_Required task_.
Copy out the material unchanged, from the line with "text: Abbildung 14" through the end of the material.

— Start —

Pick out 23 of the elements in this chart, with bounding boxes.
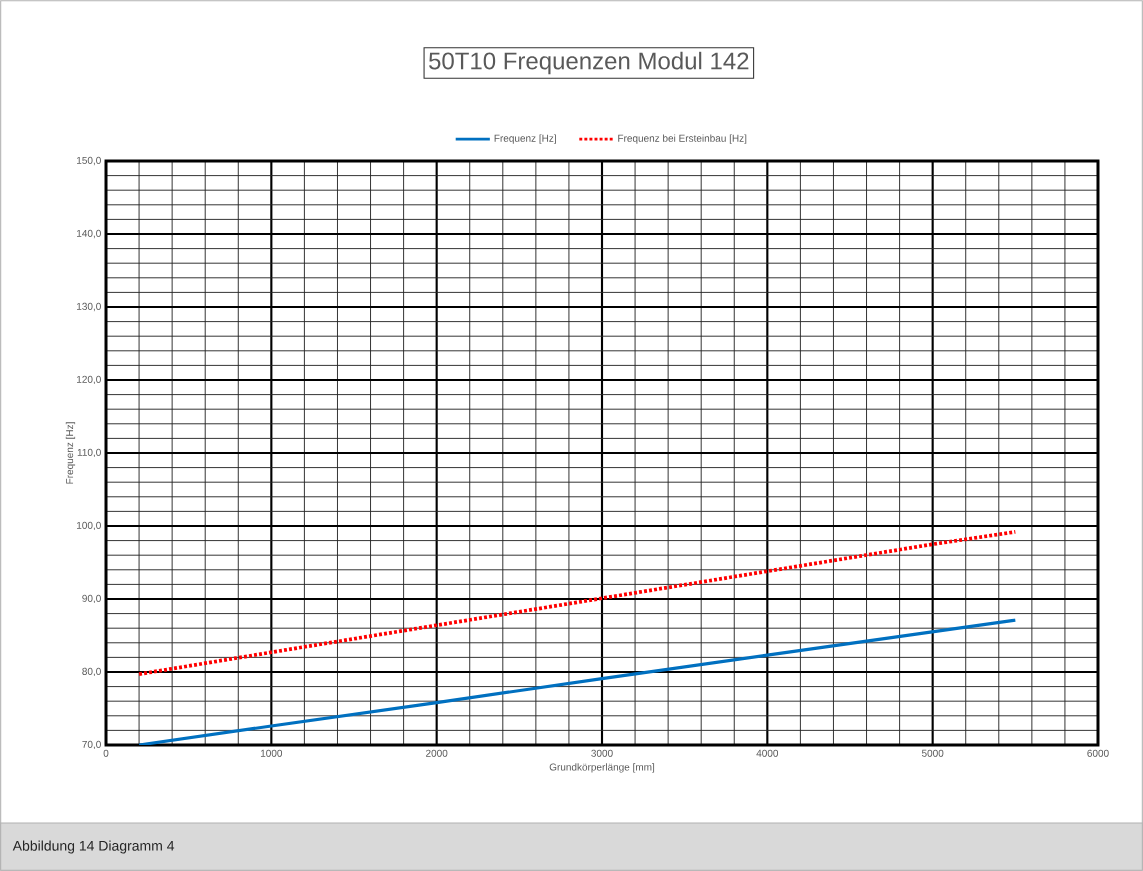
text: Abbildung 14 Diagramm 4	[12, 840, 175, 854]
legend-label: Frequenz [Hz]	[494, 134, 556, 144]
x-tick-label: 4000	[756, 749, 779, 757]
x-tick-label: 3000	[591, 749, 613, 757]
y-tick-label: 140,0	[77, 229, 101, 239]
y-tick-label: 110,0	[77, 448, 101, 458]
x-tick-label: 0	[103, 749, 109, 757]
y-axis-title: Frequenz [Hz]	[65, 422, 76, 484]
x-axis-title: Grundkörperlänge [mm]	[549, 763, 655, 773]
y-tick-label: 120,0	[77, 375, 101, 385]
y-tick-label: 90,0	[82, 594, 101, 604]
line-series	[137, 529, 1018, 677]
x-tick-label: 6000	[1087, 749, 1109, 757]
y-tick-label: 100,0	[77, 521, 101, 531]
x-tick-label: 2000	[426, 749, 448, 757]
x-tick-label: 5000	[921, 749, 944, 757]
x-tick-label: 1000	[260, 749, 283, 757]
y-tick-label: 130,0	[77, 302, 101, 312]
y-tick-label: 80,0	[82, 667, 101, 677]
chart-title: 50T10 Frequenzen Modul 142	[429, 51, 749, 75]
legend-label: Frequenz bei Ersteinbau [Hz]	[618, 134, 747, 144]
y-tick-label: 150,0	[77, 156, 101, 166]
y-tick-label: 70,0	[82, 740, 101, 750]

— End —

_Written response_.
text: Abbildung 14 Diagramm 4	[12, 840, 175, 854]
legend-label: Frequenz [Hz]	[494, 134, 556, 144]
x-tick-label: 4000	[756, 749, 779, 757]
x-tick-label: 3000	[591, 749, 613, 757]
y-tick-label: 140,0	[77, 229, 101, 239]
y-tick-label: 110,0	[77, 448, 101, 458]
x-tick-label: 0	[103, 749, 109, 757]
y-axis-title: Frequenz [Hz]	[65, 422, 76, 484]
x-axis-title: Grundkörperlänge [mm]	[549, 763, 655, 773]
y-tick-label: 120,0	[77, 375, 101, 385]
y-tick-label: 90,0	[82, 594, 101, 604]
line-series	[137, 529, 1018, 677]
x-tick-label: 6000	[1087, 749, 1109, 757]
y-tick-label: 100,0	[77, 521, 101, 531]
x-tick-label: 2000	[426, 749, 448, 757]
x-tick-label: 5000	[921, 749, 944, 757]
x-tick-label: 1000	[260, 749, 283, 757]
y-tick-label: 130,0	[77, 302, 101, 312]
y-tick-label: 80,0	[82, 667, 101, 677]
chart-title: 50T10 Frequenzen Modul 142	[429, 51, 749, 75]
legend-label: Frequenz bei Ersteinbau [Hz]	[618, 134, 747, 144]
y-tick-label: 150,0	[77, 156, 101, 166]
y-tick-label: 70,0	[82, 740, 101, 750]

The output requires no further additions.